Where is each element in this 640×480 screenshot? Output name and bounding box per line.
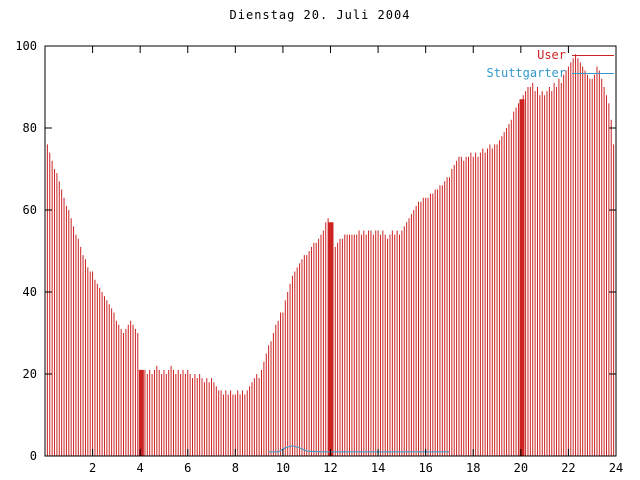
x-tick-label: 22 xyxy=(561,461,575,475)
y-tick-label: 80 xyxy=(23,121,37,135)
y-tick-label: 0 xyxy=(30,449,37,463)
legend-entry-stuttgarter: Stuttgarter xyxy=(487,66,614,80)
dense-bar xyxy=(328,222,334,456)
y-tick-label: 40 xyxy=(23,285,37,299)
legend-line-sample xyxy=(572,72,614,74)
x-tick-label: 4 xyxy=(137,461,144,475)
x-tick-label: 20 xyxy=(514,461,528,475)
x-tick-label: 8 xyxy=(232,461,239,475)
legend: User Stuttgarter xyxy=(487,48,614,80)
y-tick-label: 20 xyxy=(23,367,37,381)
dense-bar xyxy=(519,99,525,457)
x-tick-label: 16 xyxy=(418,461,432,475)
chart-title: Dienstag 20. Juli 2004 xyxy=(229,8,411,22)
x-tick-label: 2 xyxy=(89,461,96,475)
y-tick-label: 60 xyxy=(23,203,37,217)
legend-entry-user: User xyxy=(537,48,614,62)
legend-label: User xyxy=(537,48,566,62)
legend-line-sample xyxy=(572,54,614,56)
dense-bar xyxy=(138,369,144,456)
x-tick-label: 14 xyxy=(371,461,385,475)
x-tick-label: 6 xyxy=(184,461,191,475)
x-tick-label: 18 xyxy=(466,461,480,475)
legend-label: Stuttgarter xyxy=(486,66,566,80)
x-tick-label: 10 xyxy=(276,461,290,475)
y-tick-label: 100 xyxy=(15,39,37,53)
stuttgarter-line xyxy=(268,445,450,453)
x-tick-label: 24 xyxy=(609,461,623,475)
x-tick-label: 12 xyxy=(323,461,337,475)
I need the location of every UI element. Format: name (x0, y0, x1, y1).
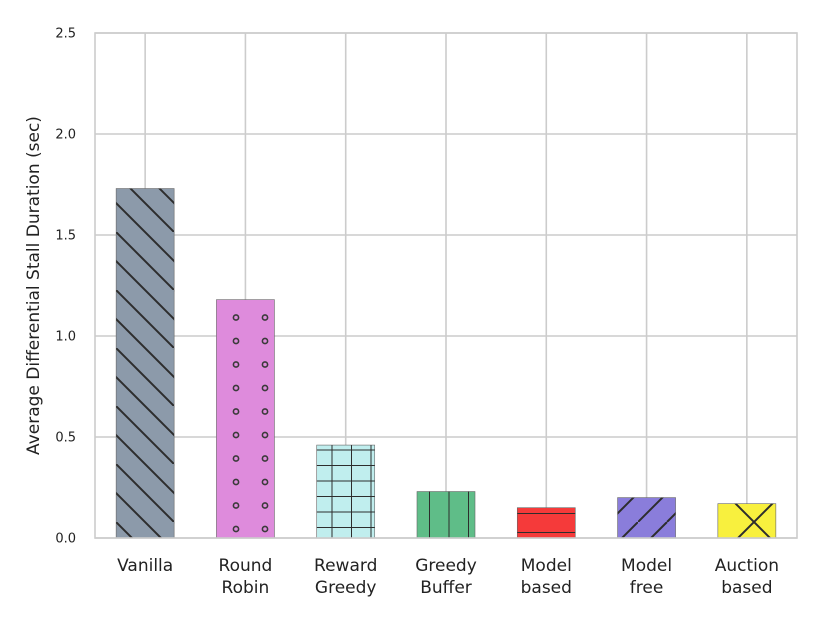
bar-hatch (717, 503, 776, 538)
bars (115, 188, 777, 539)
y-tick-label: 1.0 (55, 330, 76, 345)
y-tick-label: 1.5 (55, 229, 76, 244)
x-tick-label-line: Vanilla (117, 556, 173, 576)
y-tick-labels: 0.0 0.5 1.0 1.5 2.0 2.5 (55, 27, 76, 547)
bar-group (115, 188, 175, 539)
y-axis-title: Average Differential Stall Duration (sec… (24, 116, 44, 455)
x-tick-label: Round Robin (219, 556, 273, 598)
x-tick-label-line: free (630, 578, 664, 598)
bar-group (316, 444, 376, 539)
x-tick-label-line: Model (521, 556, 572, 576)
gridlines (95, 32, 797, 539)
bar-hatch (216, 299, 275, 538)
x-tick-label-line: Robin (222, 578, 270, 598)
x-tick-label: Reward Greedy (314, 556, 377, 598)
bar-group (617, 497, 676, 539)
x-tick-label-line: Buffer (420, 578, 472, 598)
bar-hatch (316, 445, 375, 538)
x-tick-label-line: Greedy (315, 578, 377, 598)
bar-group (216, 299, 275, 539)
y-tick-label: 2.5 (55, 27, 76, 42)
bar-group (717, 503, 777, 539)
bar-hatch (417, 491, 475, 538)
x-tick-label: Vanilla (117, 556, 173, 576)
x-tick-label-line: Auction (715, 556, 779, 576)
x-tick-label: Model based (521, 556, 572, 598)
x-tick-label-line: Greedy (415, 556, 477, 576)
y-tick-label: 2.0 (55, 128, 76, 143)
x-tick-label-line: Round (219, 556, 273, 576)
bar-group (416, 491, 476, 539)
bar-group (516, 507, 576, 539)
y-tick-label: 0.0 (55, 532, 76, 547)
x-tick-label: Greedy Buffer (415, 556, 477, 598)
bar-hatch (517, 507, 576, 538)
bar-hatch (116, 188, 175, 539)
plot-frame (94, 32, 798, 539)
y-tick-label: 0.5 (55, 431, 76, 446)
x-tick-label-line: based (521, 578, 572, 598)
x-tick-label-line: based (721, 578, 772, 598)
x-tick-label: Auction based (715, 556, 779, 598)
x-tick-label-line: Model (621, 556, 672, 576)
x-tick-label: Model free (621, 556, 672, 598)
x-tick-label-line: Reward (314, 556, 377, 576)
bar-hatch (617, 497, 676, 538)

---

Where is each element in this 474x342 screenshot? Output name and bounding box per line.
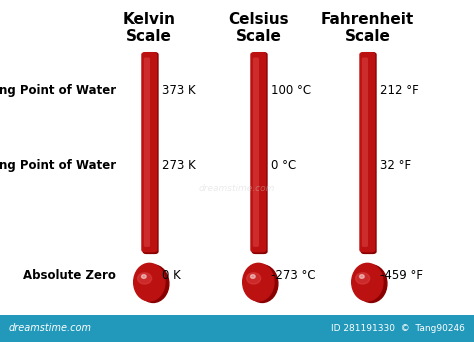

* * *

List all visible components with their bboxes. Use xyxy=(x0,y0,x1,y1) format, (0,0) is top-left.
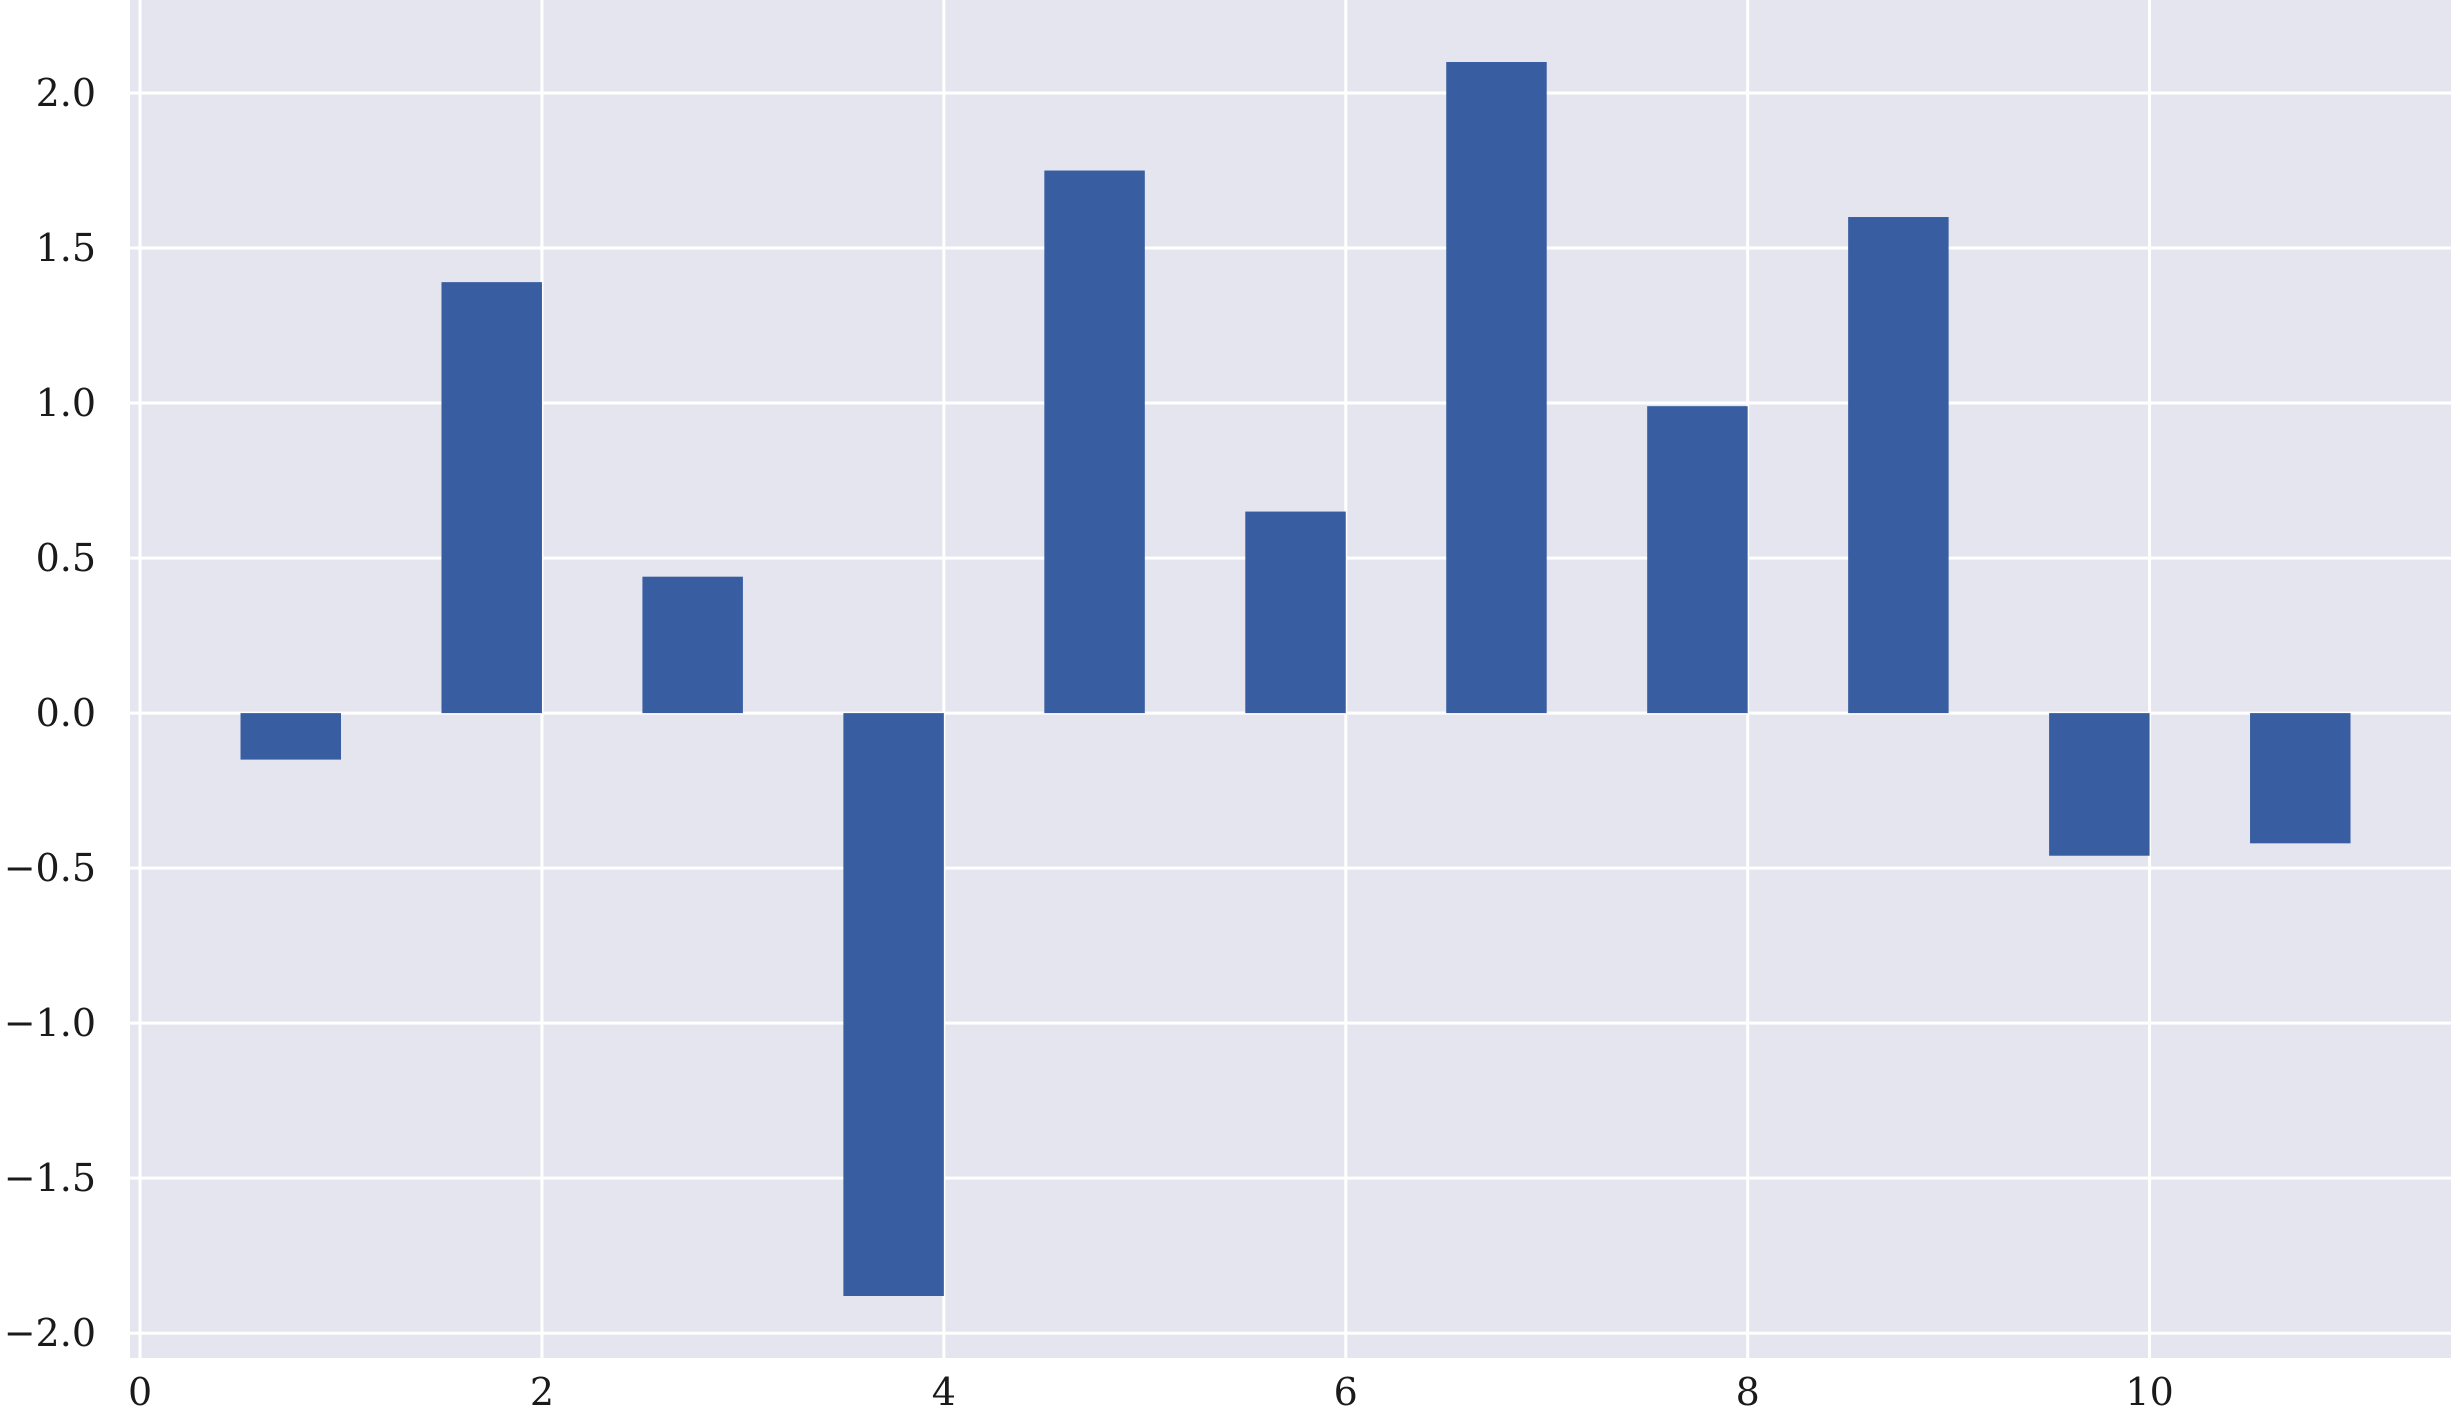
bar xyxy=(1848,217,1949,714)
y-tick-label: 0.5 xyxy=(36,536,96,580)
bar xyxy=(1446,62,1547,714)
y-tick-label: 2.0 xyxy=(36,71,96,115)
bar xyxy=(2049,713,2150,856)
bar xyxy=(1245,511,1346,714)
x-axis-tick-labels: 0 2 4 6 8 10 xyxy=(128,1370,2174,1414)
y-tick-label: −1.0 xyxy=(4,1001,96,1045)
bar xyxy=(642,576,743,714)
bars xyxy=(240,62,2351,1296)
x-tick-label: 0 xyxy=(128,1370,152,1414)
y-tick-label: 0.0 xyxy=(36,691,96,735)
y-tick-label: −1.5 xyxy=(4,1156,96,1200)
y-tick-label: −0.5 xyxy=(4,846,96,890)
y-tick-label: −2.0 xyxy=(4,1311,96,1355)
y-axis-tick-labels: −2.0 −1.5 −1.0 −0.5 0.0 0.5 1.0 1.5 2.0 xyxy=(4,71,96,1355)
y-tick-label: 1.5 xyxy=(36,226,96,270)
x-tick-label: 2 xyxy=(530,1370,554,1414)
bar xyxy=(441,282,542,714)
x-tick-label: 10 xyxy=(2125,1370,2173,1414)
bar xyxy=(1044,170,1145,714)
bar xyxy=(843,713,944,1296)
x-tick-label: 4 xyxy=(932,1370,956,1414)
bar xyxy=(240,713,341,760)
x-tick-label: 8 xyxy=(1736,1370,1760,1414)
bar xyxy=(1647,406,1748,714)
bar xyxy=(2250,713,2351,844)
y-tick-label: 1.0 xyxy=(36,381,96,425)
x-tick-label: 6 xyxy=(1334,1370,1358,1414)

▸ The task: State the number of lines in the data above that contain the string "entry", giving that number alone.

▸ Written response: 2